◆ Task description ◆
Reproduce all of the records below with each "interactable" switched to "clickable" and nothing else altered. Leave the pictures out.

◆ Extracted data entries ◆
# # # #

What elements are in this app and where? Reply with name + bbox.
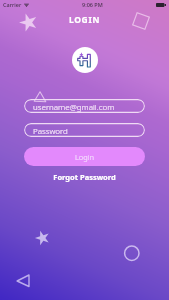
button[interactable]: Login xyxy=(24,147,145,166)
staticText: Login xyxy=(75,152,94,162)
button[interactable]: username@gmail.com xyxy=(24,99,145,113)
other: Wi-Fi xyxy=(24,3,29,7)
staticText: Password xyxy=(33,125,68,136)
staticText: LOGIN xyxy=(0,14,169,26)
other: App logo xyxy=(72,47,98,73)
button[interactable]: Forgot Password xyxy=(24,172,145,182)
button[interactable]: Password xyxy=(24,123,145,137)
staticText: username@gmail.com xyxy=(33,101,115,112)
staticText: Carrier xyxy=(3,1,22,8)
staticText: 9:06 PM xyxy=(82,1,103,8)
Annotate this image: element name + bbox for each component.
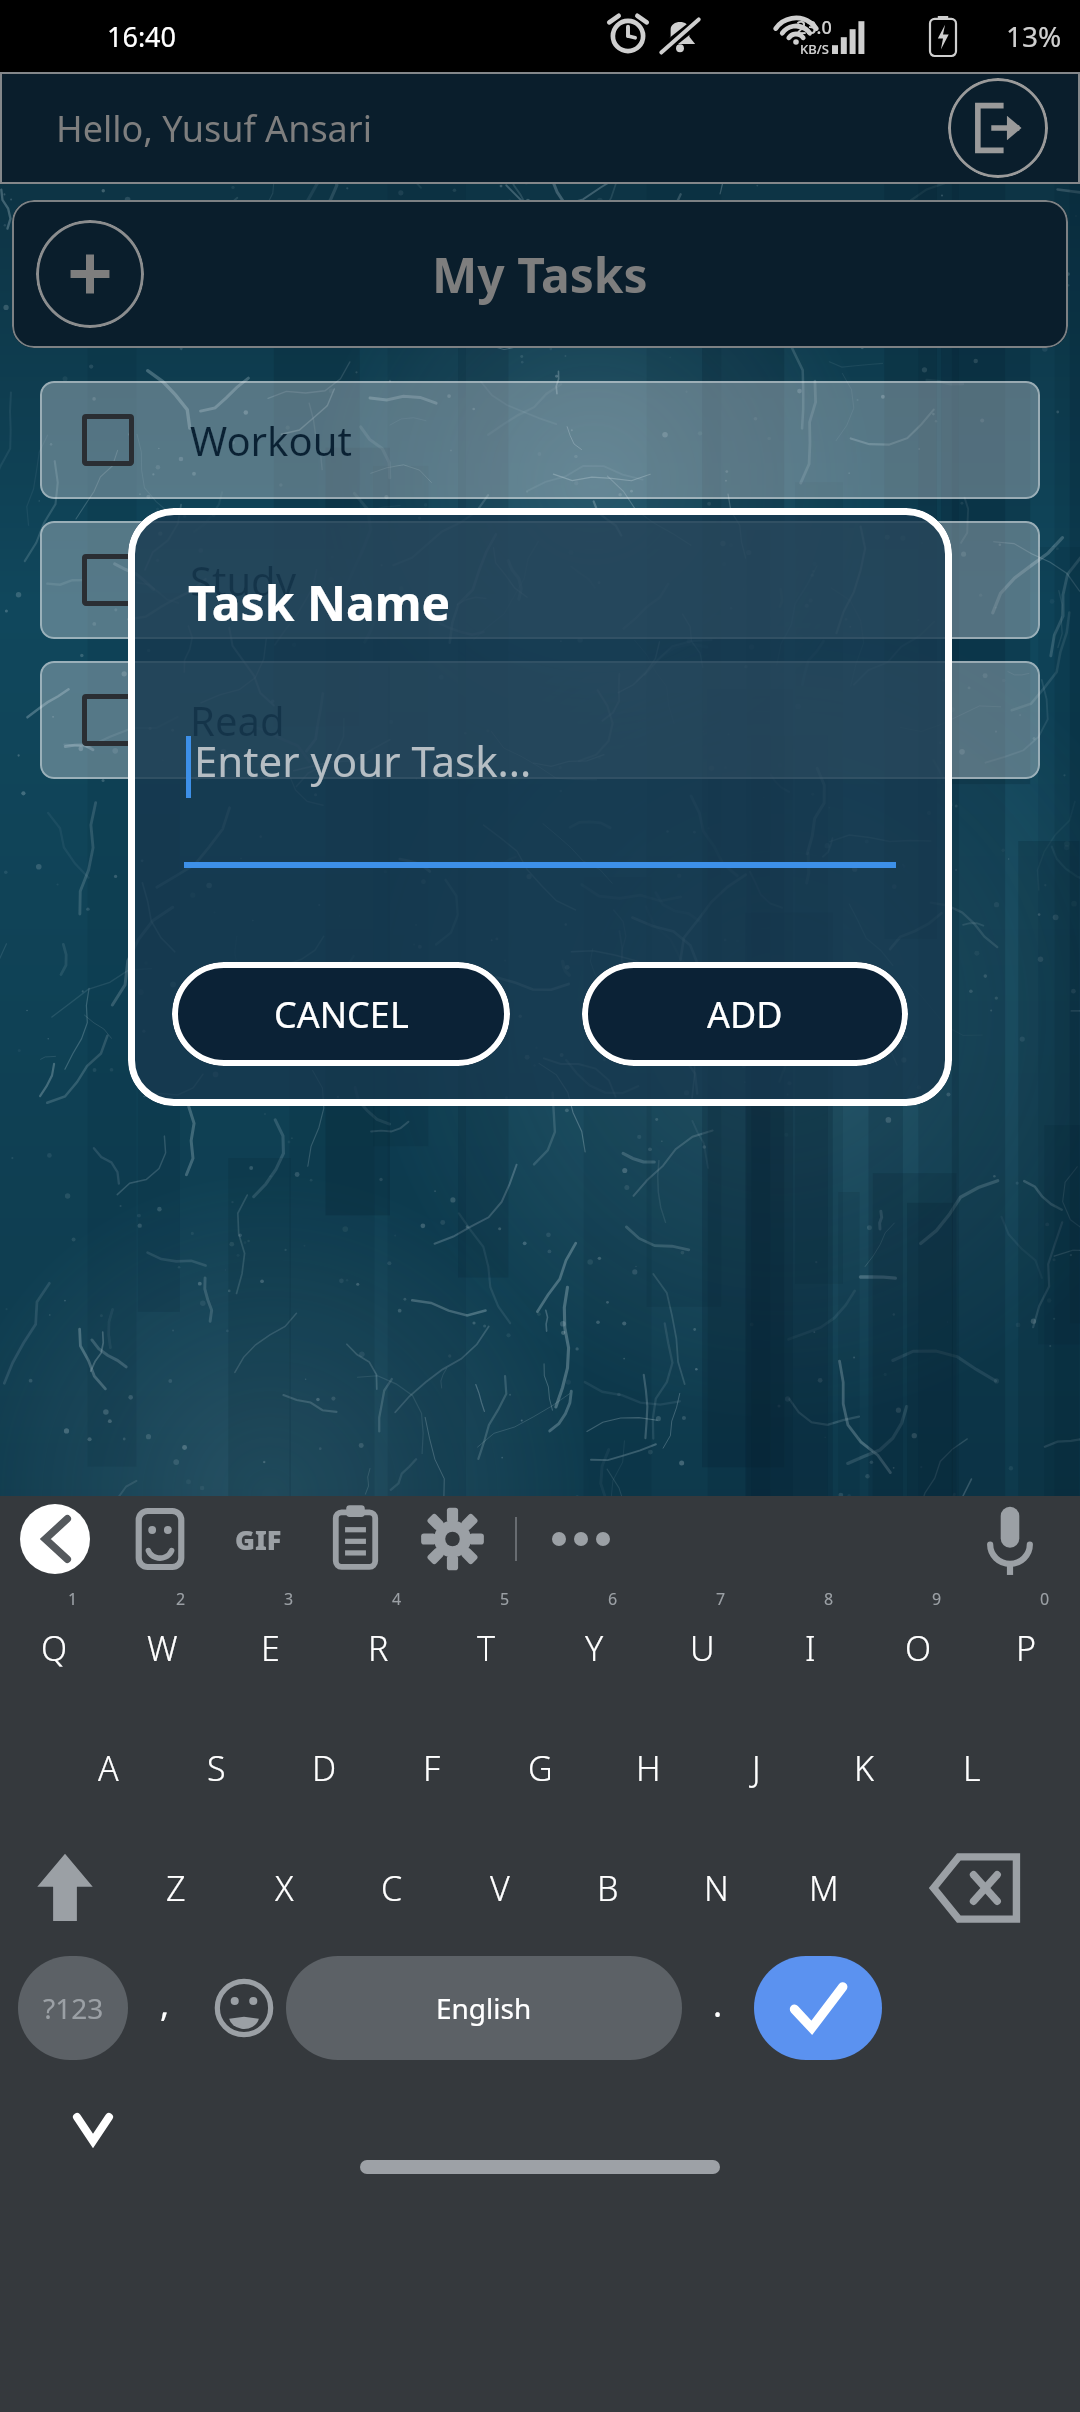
button[interactable]: English [286, 1956, 682, 2060]
button[interactable]: More options [531, 1496, 631, 1582]
staticText: 6 [608, 1588, 618, 1610]
button[interactable]: 5 [432, 1582, 540, 1702]
button[interactable]: 0 [972, 1582, 1080, 1702]
button[interactable]: Emoji [202, 1942, 286, 2074]
button[interactable]: 6 [540, 1582, 648, 1702]
staticText: U [690, 1625, 715, 1671]
button[interactable]: Shift [0, 1822, 122, 1942]
button[interactable]: Study [40, 521, 1040, 639]
staticText: 13% [1006, 17, 1062, 55]
staticText: R [368, 1625, 389, 1671]
staticText: T [477, 1625, 496, 1671]
button[interactable]: Done [754, 1956, 882, 2060]
staticText: Enter your Task... [194, 732, 532, 789]
staticText: J [752, 1745, 761, 1791]
staticText: G [528, 1745, 553, 1791]
staticText: 0 [1040, 1588, 1050, 1610]
button[interactable]: X [230, 1822, 338, 1942]
staticText: English [436, 1989, 532, 2027]
staticText: S [207, 1745, 226, 1791]
button[interactable]: 8 [756, 1582, 864, 1702]
staticText: X [275, 1865, 294, 1911]
staticText: B [597, 1865, 619, 1911]
staticText: Study [190, 553, 297, 607]
staticText: P [1016, 1625, 1037, 1671]
staticText: W [147, 1625, 178, 1671]
button[interactable]: Read [40, 661, 1040, 779]
staticText: 8 [824, 1588, 834, 1610]
button[interactable]: 1 [0, 1582, 108, 1702]
staticText: . [713, 1981, 723, 2027]
staticText: C [381, 1865, 403, 1911]
button[interactable]: GIF [210, 1496, 307, 1582]
button[interactable]: G [486, 1702, 594, 1822]
staticText: 9 [932, 1588, 942, 1610]
button[interactable]: Clipboard [307, 1496, 404, 1582]
button[interactable]: N [662, 1822, 770, 1942]
button[interactable]: ADD [582, 962, 908, 1066]
button[interactable]: M [770, 1822, 878, 1942]
staticText: GIF [235, 1521, 282, 1558]
staticText: Hello, Yusuf Ansari [56, 104, 372, 153]
button[interactable]: V [446, 1822, 554, 1942]
button[interactable]: , [128, 1942, 202, 2074]
button[interactable]: Stickers [110, 1496, 210, 1582]
staticText: , [160, 1981, 170, 2027]
staticText: O [905, 1625, 932, 1671]
button[interactable]: 9 [864, 1582, 972, 1702]
button[interactable]: Hello, Yusuf Ansari [0, 72, 1080, 184]
button[interactable]: Back [20, 1504, 90, 1574]
button[interactable]: . [682, 1942, 754, 2074]
staticText: Read [190, 693, 285, 747]
staticText: L [963, 1745, 981, 1791]
staticText: ADD [707, 990, 783, 1039]
button[interactable]: Logout [948, 78, 1048, 178]
staticText: 7 [716, 1588, 726, 1610]
button[interactable]: J [702, 1702, 810, 1822]
staticText: H [636, 1745, 661, 1791]
button[interactable]: 3 [216, 1582, 324, 1702]
staticText: ?123 [43, 1989, 104, 2027]
button[interactable]: H [594, 1702, 702, 1822]
button[interactable]: D [270, 1702, 378, 1822]
button[interactable]: CANCEL [172, 962, 510, 1066]
button[interactable]: 7 [648, 1582, 756, 1702]
staticText: A [98, 1745, 119, 1791]
staticText: V [490, 1865, 510, 1911]
staticText: CANCEL [274, 990, 409, 1039]
button[interactable]: B [554, 1822, 662, 1942]
button[interactable]: ?123 [18, 1956, 128, 2060]
staticText: 4 [392, 1588, 402, 1610]
staticText: 2 [176, 1588, 186, 1610]
staticText: KB/S [800, 40, 829, 58]
button[interactable]: Hide keyboard [68, 2104, 118, 2154]
button[interactable]: C [338, 1822, 446, 1942]
button[interactable]: S [162, 1702, 270, 1822]
staticText: Y [585, 1625, 604, 1671]
button[interactable]: Voice input [970, 1499, 1050, 1579]
staticText: Q [41, 1625, 68, 1671]
button[interactable]: Workout [40, 381, 1040, 499]
button[interactable]: Add task [36, 220, 144, 328]
staticText: N [704, 1865, 729, 1911]
button[interactable]: A [54, 1702, 162, 1822]
staticText: 5 [500, 1588, 510, 1610]
staticText: My Tasks [432, 242, 648, 307]
staticText: Task Name [188, 570, 451, 635]
button[interactable]: Z [122, 1822, 230, 1942]
button[interactable]: Backspace [878, 1822, 1080, 1942]
button[interactable]: L [918, 1702, 1026, 1822]
staticText: 16:40 [107, 18, 177, 55]
staticText: M [809, 1865, 839, 1911]
staticText: D [312, 1745, 337, 1791]
staticText: Z [166, 1865, 186, 1911]
button[interactable]: Enter your Task... [184, 718, 896, 868]
button[interactable]: 2 [108, 1582, 216, 1702]
staticText: K [854, 1745, 874, 1791]
button[interactable]: F [378, 1702, 486, 1822]
staticText: 3 [284, 1588, 294, 1610]
button[interactable]: Settings [404, 1496, 501, 1582]
button[interactable]: K [810, 1702, 918, 1822]
button[interactable]: 4 [324, 1582, 432, 1702]
staticText: I [805, 1625, 816, 1671]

# # # #

◆ Finished exercise ◆
What elements are in this app and where? Reply with name + bbox.
button[clickable]: Login xyxy=(24,147,145,166)
staticText: Login xyxy=(75,152,94,162)
button[clickable]: username@gmail.com xyxy=(24,99,145,113)
other: Wi-Fi xyxy=(24,3,29,7)
staticText: Password xyxy=(33,125,68,136)
staticText: LOGIN xyxy=(0,14,169,26)
other: App logo xyxy=(72,47,98,73)
button[clickable]: Forgot Password xyxy=(24,172,145,182)
button[clickable]: Password xyxy=(24,123,145,137)
staticText: username@gmail.com xyxy=(33,101,115,112)
staticText: Carrier xyxy=(3,1,22,8)
staticText: 9:06 PM xyxy=(82,1,103,8)
Annotate this image: element name + bbox for each component.
button[clickable]: English [286, 1956, 682, 2060]
button[clickable]: More options [531, 1496, 631, 1582]
staticText: 6 [608, 1588, 618, 1610]
button[clickable]: 5 [432, 1582, 540, 1702]
button[clickable]: 0 [972, 1582, 1080, 1702]
button[clickable]: Emoji [202, 1942, 286, 2074]
button[clickable]: 6 [540, 1582, 648, 1702]
staticText: U [690, 1625, 715, 1671]
button[clickable]: Shift [0, 1822, 122, 1942]
button[clickable]: Study [40, 521, 1040, 639]
staticText: 13% [1006, 17, 1062, 55]
staticText: R [368, 1625, 389, 1671]
staticText: T [477, 1625, 496, 1671]
button[clickable]: Done [754, 1956, 882, 2060]
staticText: Enter your Task... [194, 732, 532, 789]
staticText: J [752, 1745, 761, 1791]
staticText: G [528, 1745, 553, 1791]
staticText: 0 [1040, 1588, 1050, 1610]
button[clickable]: X [230, 1822, 338, 1942]
staticText: English [436, 1989, 532, 2027]
staticText: S [207, 1745, 226, 1791]
button[clickable]: 8 [756, 1582, 864, 1702]
staticText: X [275, 1865, 294, 1911]
staticText: B [597, 1865, 619, 1911]
staticText: Study [190, 553, 297, 607]
staticText: P [1016, 1625, 1037, 1671]
staticText: W [147, 1625, 178, 1671]
button[clickable]: Read [40, 661, 1040, 779]
staticText: 8 [824, 1588, 834, 1610]
button[clickable]: 1 [0, 1582, 108, 1702]
staticText: . [713, 1981, 723, 2027]
staticText: C [381, 1865, 403, 1911]
button[clickable]: GIF [210, 1496, 307, 1582]
button[clickable]: G [486, 1702, 594, 1822]
staticText: 9 [932, 1588, 942, 1610]
button[clickable]: Clipboard [307, 1496, 404, 1582]
button[clickable]: N [662, 1822, 770, 1942]
button[clickable]: ADD [582, 962, 908, 1066]
button[clickable]: M [770, 1822, 878, 1942]
staticText: GIF [235, 1521, 282, 1558]
staticText: Hello, Yusuf Ansari [56, 104, 372, 153]
button[clickable]: V [446, 1822, 554, 1942]
button[clickable]: , [128, 1942, 202, 2074]
button[clickable]: Stickers [110, 1496, 210, 1582]
staticText: , [160, 1981, 170, 2027]
staticText: O [905, 1625, 932, 1671]
button[clickable]: 9 [864, 1582, 972, 1702]
button[clickable]: Hello, Yusuf Ansari [0, 72, 1080, 184]
button[clickable]: Back [20, 1504, 90, 1574]
button[clickable]: . [682, 1942, 754, 2074]
staticText: Read [190, 693, 285, 747]
staticText: L [963, 1745, 981, 1791]
staticText: ADD [707, 990, 783, 1039]
button[clickable]: Logout [948, 78, 1048, 178]
staticText: 7 [716, 1588, 726, 1610]
button[clickable]: J [702, 1702, 810, 1822]
staticText: H [636, 1745, 661, 1791]
button[clickable]: 3 [216, 1582, 324, 1702]
staticText: ?123 [43, 1989, 104, 2027]
button[clickable]: H [594, 1702, 702, 1822]
button[clickable]: D [270, 1702, 378, 1822]
button[clickable]: CANCEL [172, 962, 510, 1066]
button[clickable]: 7 [648, 1582, 756, 1702]
staticText: A [98, 1745, 119, 1791]
staticText: V [490, 1865, 510, 1911]
staticText: CANCEL [274, 990, 409, 1039]
button[clickable]: B [554, 1822, 662, 1942]
button[clickable]: ?123 [18, 1956, 128, 2060]
staticText: 4 [392, 1588, 402, 1610]
staticText: 2 [176, 1588, 186, 1610]
staticText: KB/S [800, 40, 829, 58]
button[clickable]: Hide keyboard [68, 2104, 118, 2154]
button[clickable]: C [338, 1822, 446, 1942]
button[clickable]: S [162, 1702, 270, 1822]
staticText: Y [585, 1625, 604, 1671]
button[clickable]: Voice input [970, 1499, 1050, 1579]
staticText: Q [41, 1625, 68, 1671]
button[clickable]: Workout [40, 381, 1040, 499]
button[clickable]: Add task [36, 220, 144, 328]
staticText: N [704, 1865, 729, 1911]
button[clickable]: A [54, 1702, 162, 1822]
staticText: 5 [500, 1588, 510, 1610]
staticText: My Tasks [432, 242, 648, 307]
staticText: Task Name [188, 570, 451, 635]
button[clickable]: Z [122, 1822, 230, 1942]
button[clickable]: Backspace [878, 1822, 1080, 1942]
button[clickable]: L [918, 1702, 1026, 1822]
staticText: 16:40 [107, 18, 177, 55]
staticText: M [809, 1865, 839, 1911]
staticText: D [312, 1745, 337, 1791]
staticText: Z [166, 1865, 186, 1911]
button[clickable]: Enter your Task... [184, 718, 896, 868]
button[clickable]: 2 [108, 1582, 216, 1702]
staticText: K [854, 1745, 874, 1791]
button[clickable]: F [378, 1702, 486, 1822]
staticText: 3 [284, 1588, 294, 1610]
button[clickable]: Settings [404, 1496, 501, 1582]
button[clickable]: K [810, 1702, 918, 1822]
button[clickable]: 4 [324, 1582, 432, 1702]
staticText: I [805, 1625, 816, 1671]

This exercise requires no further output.